[Records from a collection of figures]
╭──

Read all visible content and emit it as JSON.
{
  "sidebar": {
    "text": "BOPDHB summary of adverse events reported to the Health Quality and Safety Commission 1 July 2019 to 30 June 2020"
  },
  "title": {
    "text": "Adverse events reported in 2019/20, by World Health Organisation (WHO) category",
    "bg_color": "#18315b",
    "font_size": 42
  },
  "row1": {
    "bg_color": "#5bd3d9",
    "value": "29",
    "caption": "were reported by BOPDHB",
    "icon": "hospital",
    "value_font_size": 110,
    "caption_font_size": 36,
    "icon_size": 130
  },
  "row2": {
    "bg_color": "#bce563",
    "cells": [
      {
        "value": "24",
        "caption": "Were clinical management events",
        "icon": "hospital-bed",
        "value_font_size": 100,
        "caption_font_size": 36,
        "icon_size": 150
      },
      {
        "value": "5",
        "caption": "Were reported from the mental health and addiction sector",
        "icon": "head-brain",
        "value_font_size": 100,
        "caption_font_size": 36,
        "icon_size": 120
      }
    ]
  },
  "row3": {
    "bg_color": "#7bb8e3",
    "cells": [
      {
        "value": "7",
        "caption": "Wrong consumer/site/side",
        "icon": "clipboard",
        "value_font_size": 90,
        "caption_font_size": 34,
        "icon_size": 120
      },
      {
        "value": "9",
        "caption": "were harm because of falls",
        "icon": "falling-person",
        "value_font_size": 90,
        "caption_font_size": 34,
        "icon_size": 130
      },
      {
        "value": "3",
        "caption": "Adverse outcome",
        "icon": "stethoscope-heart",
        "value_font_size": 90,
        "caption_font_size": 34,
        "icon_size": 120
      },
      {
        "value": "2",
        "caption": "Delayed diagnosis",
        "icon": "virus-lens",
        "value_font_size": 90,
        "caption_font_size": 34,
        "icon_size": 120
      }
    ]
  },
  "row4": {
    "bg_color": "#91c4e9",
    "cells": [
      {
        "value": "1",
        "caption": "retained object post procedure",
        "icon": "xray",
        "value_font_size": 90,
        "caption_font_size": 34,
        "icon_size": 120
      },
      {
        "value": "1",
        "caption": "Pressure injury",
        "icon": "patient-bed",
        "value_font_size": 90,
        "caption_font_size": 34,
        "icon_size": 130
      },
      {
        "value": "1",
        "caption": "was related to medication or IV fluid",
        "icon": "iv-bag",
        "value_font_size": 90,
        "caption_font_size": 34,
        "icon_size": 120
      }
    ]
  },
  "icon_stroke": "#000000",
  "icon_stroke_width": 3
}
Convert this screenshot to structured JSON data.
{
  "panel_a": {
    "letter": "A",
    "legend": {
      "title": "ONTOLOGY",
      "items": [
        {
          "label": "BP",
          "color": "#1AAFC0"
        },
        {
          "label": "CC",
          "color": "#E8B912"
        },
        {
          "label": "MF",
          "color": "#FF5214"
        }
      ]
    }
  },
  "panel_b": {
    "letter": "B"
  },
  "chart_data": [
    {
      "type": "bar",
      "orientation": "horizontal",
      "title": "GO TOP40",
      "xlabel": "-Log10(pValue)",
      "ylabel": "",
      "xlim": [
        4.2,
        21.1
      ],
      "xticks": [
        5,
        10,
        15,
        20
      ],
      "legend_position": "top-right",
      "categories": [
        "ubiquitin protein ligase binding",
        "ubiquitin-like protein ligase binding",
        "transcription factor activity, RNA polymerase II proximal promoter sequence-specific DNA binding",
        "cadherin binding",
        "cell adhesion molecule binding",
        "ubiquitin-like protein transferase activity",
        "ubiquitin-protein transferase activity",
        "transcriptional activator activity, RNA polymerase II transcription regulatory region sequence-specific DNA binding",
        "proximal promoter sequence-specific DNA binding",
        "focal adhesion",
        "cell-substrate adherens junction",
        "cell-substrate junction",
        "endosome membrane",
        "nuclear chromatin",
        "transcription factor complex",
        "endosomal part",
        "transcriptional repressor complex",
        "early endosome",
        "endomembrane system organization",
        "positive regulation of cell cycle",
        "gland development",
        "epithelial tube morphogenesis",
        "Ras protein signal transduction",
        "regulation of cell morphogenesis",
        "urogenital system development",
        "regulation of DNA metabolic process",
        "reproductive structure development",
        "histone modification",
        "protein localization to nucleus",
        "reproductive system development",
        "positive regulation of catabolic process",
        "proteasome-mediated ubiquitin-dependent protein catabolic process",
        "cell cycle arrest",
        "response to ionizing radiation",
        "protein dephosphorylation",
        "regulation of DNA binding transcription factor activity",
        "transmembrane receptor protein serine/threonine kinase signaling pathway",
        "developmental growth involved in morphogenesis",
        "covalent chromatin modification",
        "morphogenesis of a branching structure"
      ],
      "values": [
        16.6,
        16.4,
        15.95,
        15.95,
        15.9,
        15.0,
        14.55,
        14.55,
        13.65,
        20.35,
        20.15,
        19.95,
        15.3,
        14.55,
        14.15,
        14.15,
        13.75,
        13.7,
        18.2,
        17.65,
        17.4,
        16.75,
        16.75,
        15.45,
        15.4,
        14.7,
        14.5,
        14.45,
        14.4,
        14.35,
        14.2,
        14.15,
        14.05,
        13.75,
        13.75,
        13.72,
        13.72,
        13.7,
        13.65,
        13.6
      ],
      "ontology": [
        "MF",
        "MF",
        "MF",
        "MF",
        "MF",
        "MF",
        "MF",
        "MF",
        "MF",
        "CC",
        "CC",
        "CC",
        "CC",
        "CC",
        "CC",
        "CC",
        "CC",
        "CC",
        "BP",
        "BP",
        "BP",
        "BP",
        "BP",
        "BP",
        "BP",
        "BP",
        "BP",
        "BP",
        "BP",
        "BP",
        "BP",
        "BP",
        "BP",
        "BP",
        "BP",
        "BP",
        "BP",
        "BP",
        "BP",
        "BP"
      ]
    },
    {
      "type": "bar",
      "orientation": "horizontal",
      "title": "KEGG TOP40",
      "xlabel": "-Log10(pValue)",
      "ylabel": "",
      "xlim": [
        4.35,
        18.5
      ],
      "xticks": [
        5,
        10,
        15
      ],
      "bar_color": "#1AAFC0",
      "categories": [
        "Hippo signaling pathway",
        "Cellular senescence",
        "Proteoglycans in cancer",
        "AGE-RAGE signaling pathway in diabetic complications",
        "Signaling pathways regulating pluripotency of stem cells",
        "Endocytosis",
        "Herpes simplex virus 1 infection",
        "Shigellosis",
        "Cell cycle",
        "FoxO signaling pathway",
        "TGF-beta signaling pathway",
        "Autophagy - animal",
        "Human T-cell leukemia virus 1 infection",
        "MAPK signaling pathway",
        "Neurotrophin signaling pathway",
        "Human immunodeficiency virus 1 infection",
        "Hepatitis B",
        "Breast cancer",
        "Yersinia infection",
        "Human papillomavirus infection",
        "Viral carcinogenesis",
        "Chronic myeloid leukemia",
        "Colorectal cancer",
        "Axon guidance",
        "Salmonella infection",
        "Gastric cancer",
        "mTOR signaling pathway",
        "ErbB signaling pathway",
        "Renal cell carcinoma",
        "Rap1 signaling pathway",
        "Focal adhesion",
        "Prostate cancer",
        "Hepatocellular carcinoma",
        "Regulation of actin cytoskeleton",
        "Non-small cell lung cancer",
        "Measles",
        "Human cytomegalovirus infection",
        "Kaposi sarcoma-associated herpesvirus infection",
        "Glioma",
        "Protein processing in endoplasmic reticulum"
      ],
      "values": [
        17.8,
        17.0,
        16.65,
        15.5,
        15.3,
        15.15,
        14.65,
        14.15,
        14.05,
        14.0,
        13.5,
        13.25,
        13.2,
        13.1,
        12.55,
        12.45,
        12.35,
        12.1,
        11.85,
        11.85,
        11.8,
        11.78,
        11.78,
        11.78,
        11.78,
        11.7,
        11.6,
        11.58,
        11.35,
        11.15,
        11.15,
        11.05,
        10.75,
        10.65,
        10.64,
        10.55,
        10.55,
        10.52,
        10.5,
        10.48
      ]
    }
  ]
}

╰──

**Work to complete**
Check every line of the data above for the string "positive", and copy those that have it.

**Task result**
        "positive regulation of cell cycle",
        "positive regulation of catabolic process",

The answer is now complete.